* Start *

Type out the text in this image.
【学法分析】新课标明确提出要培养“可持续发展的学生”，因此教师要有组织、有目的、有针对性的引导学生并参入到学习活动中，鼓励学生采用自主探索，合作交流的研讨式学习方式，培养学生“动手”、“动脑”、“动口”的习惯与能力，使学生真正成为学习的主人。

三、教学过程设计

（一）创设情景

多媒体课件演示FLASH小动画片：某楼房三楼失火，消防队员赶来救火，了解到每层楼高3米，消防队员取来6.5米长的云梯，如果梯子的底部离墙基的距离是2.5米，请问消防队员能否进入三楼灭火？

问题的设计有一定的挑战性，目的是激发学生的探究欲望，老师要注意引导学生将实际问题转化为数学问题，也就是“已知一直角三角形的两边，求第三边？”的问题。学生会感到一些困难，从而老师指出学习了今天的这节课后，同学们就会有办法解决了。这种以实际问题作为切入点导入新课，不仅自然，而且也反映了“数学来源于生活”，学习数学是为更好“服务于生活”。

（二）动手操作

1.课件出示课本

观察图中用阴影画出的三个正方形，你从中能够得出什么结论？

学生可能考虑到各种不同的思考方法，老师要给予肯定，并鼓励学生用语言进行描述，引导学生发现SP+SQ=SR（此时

* End *
* Start *

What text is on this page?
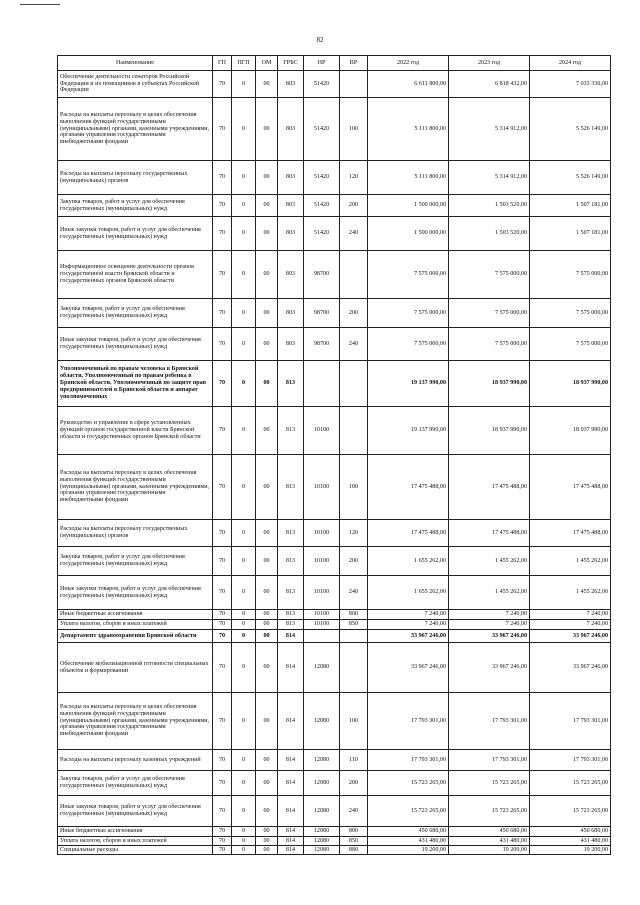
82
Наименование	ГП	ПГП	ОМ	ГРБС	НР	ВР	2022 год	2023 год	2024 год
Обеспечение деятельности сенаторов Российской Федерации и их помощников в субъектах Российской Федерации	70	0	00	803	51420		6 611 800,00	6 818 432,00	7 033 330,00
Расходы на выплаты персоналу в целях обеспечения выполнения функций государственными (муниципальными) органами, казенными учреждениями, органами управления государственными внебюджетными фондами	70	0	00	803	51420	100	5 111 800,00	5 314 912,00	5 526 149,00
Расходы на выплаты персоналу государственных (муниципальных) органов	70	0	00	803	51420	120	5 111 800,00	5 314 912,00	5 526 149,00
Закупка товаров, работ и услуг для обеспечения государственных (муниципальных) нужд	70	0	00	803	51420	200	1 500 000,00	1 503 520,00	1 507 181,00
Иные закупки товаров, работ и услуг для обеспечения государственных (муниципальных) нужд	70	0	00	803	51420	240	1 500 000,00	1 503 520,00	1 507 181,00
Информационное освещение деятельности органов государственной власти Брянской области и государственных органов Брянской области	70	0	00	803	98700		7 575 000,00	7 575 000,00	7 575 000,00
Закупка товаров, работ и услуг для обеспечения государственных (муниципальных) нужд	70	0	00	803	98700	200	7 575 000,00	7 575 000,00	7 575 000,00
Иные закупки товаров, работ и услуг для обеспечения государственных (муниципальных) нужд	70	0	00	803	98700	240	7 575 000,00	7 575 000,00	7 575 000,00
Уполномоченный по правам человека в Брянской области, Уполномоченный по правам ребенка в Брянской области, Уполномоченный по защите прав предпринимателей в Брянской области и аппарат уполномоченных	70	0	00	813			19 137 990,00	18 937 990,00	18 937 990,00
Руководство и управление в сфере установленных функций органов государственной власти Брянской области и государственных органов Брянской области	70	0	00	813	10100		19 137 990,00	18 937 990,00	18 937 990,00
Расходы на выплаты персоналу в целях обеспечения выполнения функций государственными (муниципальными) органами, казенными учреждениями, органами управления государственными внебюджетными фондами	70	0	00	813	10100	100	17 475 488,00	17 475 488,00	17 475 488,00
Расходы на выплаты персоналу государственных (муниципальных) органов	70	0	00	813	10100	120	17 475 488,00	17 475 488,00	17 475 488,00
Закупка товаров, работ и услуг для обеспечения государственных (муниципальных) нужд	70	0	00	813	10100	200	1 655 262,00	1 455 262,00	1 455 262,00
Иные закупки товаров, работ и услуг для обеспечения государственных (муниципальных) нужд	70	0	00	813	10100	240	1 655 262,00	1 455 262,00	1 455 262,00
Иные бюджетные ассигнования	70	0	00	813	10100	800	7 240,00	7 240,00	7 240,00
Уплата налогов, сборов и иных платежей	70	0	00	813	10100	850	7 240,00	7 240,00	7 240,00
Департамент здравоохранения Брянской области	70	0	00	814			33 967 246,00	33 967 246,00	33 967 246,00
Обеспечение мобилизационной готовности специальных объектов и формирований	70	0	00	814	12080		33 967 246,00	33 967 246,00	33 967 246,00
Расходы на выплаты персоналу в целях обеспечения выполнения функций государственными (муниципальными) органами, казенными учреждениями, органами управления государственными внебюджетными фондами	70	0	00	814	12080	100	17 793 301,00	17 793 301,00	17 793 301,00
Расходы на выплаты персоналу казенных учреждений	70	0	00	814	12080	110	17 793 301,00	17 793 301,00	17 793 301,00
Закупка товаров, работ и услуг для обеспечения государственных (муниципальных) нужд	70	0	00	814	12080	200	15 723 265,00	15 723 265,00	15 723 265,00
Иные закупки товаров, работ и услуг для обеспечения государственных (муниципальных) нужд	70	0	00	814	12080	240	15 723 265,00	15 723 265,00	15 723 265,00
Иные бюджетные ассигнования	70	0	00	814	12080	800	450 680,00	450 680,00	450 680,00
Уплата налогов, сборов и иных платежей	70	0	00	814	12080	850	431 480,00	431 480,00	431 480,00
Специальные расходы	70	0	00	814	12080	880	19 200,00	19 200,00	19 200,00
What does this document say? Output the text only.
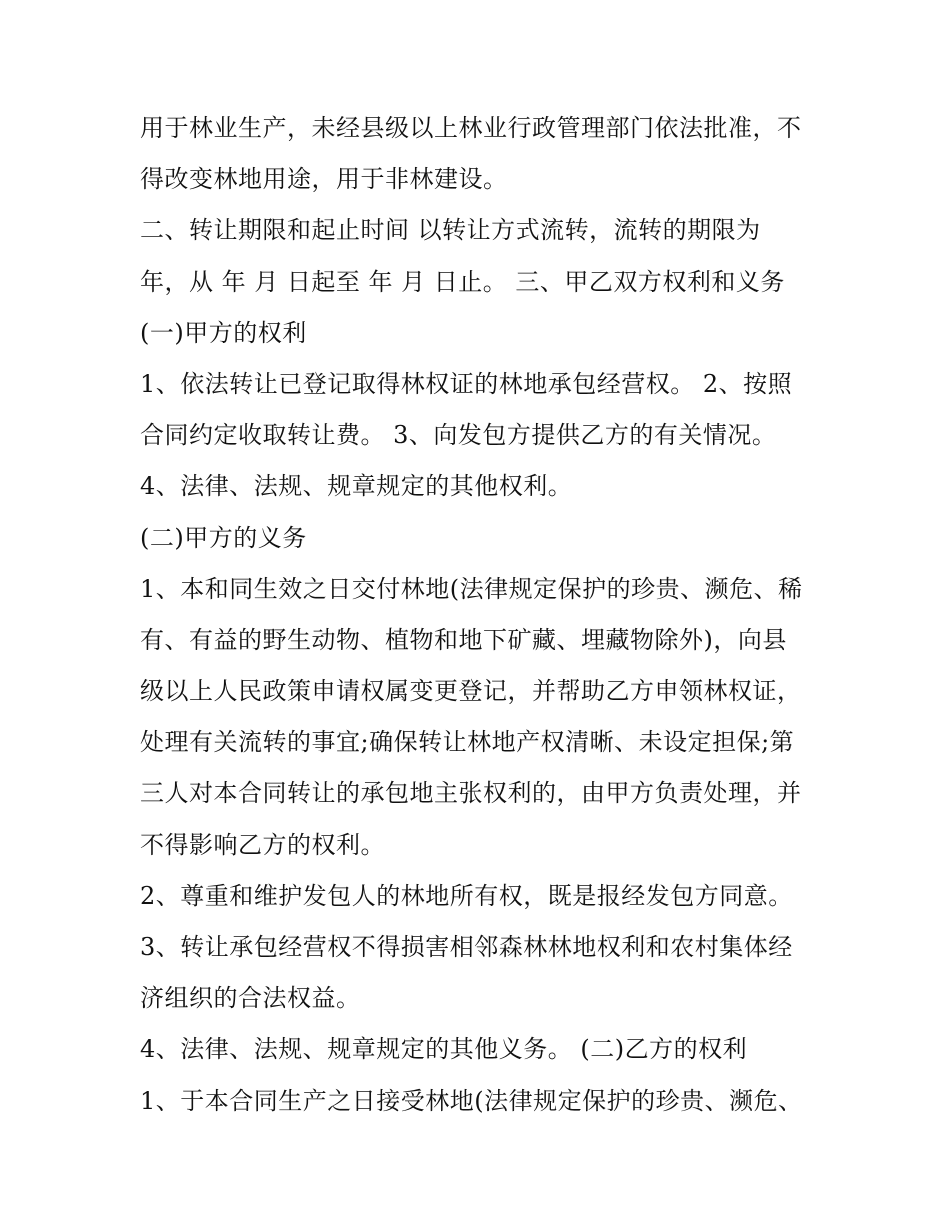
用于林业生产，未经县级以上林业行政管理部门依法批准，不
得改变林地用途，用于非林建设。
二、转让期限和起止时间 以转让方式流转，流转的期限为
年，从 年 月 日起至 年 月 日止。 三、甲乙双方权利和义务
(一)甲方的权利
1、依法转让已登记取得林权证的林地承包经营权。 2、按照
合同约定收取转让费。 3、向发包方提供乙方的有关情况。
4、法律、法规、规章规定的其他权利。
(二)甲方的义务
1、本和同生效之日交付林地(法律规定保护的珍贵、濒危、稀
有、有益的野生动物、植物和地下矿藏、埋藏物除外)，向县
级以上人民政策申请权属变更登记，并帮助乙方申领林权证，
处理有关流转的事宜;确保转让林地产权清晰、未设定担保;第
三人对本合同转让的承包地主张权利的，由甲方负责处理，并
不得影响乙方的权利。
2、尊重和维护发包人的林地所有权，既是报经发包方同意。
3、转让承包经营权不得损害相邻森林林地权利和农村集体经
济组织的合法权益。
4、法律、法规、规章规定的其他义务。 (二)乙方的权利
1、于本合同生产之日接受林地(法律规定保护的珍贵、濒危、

* End *

**TASK REQUIREMENTS:**
Whichever lines contain the string "персоналу", select and copy them.

**EXERCISE RESPONSE:**
Расходы на выплаты персоналу в целях обеспечения выполнения функций государственными (муниципальными) органами, казенными учреждениями, органами управления государственными внебюджетными фондами	70	0	00	803	51420	100	5 111 800,00	5 314 912,00	5 526 149,00
Расходы на выплаты персоналу государственных (муниципальных) органов	70	0	00	803	51420	120	5 111 800,00	5 314 912,00	5 526 149,00
Расходы на выплаты персоналу в целях обеспечения выполнения функций государственными (муниципальными) органами, казенными учреждениями, органами управления государственными внебюджетными фондами	70	0	00	813	10100	100	17 475 488,00	17 475 488,00	17 475 488,00
Расходы на выплаты персоналу государственных (муниципальных) органов	70	0	00	813	10100	120	17 475 488,00	17 475 488,00	17 475 488,00
Расходы на выплаты персоналу в целях обеспечения выполнения функций государственными (муниципальными) органами, казенными учреждениями, органами управления государственными внебюджетными фондами	70	0	00	814	12080	100	17 793 301,00	17 793 301,00	17 793 301,00
Расходы на выплаты персоналу казенных учреждений	70	0	00	814	12080	110	17 793 301,00	17 793 301,00	17 793 301,00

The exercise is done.